● **Exercise directions**: Your task is to repeat the listing exactly.

● **Input for this task**:

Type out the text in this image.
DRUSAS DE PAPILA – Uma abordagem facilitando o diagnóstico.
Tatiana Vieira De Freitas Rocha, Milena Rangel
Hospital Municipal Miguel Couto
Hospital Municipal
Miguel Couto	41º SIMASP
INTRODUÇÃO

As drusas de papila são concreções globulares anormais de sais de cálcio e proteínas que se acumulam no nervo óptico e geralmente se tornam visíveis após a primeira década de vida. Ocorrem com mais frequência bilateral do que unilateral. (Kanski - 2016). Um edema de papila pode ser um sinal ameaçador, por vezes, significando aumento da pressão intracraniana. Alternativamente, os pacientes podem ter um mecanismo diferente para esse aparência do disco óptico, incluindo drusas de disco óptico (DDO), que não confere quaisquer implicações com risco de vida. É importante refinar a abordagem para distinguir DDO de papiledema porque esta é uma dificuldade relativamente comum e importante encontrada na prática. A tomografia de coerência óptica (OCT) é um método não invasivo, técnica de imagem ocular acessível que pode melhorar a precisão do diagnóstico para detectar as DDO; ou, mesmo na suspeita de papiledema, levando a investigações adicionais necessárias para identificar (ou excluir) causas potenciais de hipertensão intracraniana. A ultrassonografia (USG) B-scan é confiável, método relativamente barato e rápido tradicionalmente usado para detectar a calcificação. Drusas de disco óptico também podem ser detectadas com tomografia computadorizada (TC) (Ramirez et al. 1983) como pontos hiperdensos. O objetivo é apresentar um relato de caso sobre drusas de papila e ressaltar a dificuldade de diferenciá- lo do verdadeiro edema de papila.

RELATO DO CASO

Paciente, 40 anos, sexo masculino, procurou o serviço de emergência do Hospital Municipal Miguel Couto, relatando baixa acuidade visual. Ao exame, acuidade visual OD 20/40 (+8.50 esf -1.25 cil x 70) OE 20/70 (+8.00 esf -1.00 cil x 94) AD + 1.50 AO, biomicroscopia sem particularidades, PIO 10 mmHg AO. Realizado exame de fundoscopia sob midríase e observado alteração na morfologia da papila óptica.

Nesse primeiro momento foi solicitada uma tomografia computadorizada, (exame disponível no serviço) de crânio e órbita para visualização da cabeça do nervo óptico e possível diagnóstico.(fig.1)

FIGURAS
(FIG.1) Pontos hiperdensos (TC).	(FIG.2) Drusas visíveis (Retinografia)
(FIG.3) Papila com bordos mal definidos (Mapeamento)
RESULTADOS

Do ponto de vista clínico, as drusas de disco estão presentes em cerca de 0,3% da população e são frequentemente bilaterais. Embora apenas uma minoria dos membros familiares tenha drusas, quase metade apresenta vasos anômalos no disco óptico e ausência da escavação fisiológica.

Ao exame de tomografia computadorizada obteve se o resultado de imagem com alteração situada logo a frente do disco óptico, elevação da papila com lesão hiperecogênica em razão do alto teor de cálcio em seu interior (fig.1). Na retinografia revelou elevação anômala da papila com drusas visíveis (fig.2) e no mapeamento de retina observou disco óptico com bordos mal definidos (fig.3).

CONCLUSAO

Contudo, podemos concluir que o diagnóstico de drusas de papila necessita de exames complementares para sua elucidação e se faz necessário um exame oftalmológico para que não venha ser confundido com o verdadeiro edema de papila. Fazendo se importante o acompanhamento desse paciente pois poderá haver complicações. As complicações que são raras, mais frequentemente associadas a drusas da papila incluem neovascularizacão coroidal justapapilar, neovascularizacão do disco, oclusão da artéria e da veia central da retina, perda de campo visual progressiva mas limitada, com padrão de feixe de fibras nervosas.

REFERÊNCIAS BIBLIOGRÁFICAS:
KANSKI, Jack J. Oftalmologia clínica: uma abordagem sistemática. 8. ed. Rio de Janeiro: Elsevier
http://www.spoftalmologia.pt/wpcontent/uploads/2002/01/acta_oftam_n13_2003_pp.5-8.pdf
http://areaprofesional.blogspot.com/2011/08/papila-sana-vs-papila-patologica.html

● **Task output**:
Type out the text in this image.
DRUSAS DE PAPILA – Uma abordagem facilitando o diagnóstico.
Tatiana Vieira De Freitas Rocha, Milena Rangel
Hospital Municipal Miguel Couto
Hospital Municipal
Miguel Couto	41º SIMASP
INTRODUÇÃO

As drusas de papila são concreções globulares anormais de sais de cálcio e proteínas que se acumulam no nervo óptico e geralmente se tornam visíveis após a primeira década de vida. Ocorrem com mais frequência bilateral do que unilateral. (Kanski - 2016). Um edema de papila pode ser um sinal ameaçador, por vezes, significando aumento da pressão intracraniana. Alternativamente, os pacientes podem ter um mecanismo diferente para esse aparência do disco óptico, incluindo drusas de disco óptico (DDO), que não confere quaisquer implicações com risco de vida. É importante refinar a abordagem para distinguir DDO de papiledema porque esta é uma dificuldade relativamente comum e importante encontrada na prática. A tomografia de coerência óptica (OCT) é um método não invasivo, técnica de imagem ocular acessível que pode melhorar a precisão do diagnóstico para detectar as DDO; ou, mesmo na suspeita de papiledema, levando a investigações adicionais necessárias para identificar (ou excluir) causas potenciais de hipertensão intracraniana. A ultrassonografia (USG) B-scan é confiável, método relativamente barato e rápido tradicionalmente usado para detectar a calcificação. Drusas de disco óptico também podem ser detectadas com tomografia computadorizada (TC) (Ramirez et al. 1983) como pontos hiperdensos. O objetivo é apresentar um relato de caso sobre drusas de papila e ressaltar a dificuldade de diferenciá- lo do verdadeiro edema de papila.

RELATO DO CASO

Paciente, 40 anos, sexo masculino, procurou o serviço de emergência do Hospital Municipal Miguel Couto, relatando baixa acuidade visual. Ao exame, acuidade visual OD 20/40 (+8.50 esf -1.25 cil x 70) OE 20/70 (+8.00 esf -1.00 cil x 94) AD + 1.50 AO, biomicroscopia sem particularidades, PIO 10 mmHg AO. Realizado exame de fundoscopia sob midríase e observado alteração na morfologia da papila óptica.

Nesse primeiro momento foi solicitada uma tomografia computadorizada, (exame disponível no serviço) de crânio e órbita para visualização da cabeça do nervo óptico e possível diagnóstico.(fig.1)

FIGURAS
(FIG.1) Pontos hiperdensos (TC).	(FIG.2) Drusas visíveis (Retinografia)
(FIG.3) Papila com bordos mal definidos (Mapeamento)
RESULTADOS

Do ponto de vista clínico, as drusas de disco estão presentes em cerca de 0,3% da população e são frequentemente bilaterais. Embora apenas uma minoria dos membros familiares tenha drusas, quase metade apresenta vasos anômalos no disco óptico e ausência da escavação fisiológica.

Ao exame de tomografia computadorizada obteve se o resultado de imagem com alteração situada logo a frente do disco óptico, elevação da papila com lesão hiperecogênica em razão do alto teor de cálcio em seu interior (fig.1). Na retinografia revelou elevação anômala da papila com drusas visíveis (fig.2) e no mapeamento de retina observou disco óptico com bordos mal definidos (fig.3).

CONCLUSAO

Contudo, podemos concluir que o diagnóstico de drusas de papila necessita de exames complementares para sua elucidação e se faz necessário um exame oftalmológico para que não venha ser confundido com o verdadeiro edema de papila. Fazendo se importante o acompanhamento desse paciente pois poderá haver complicações. As complicações que são raras, mais frequentemente associadas a drusas da papila incluem neovascularizacão coroidal justapapilar, neovascularizacão do disco, oclusão da artéria e da veia central da retina, perda de campo visual progressiva mas limitada, com padrão de feixe de fibras nervosas.

REFERÊNCIAS BIBLIOGRÁFICAS:
KANSKI, Jack J. Oftalmologia clínica: uma abordagem sistemática. 8. ed. Rio de Janeiro: Elsevier
http://www.spoftalmologia.pt/wpcontent/uploads/2002/01/acta_oftam_n13_2003_pp.5-8.pdf
http://areaprofesional.blogspot.com/2011/08/papila-sana-vs-papila-patologica.html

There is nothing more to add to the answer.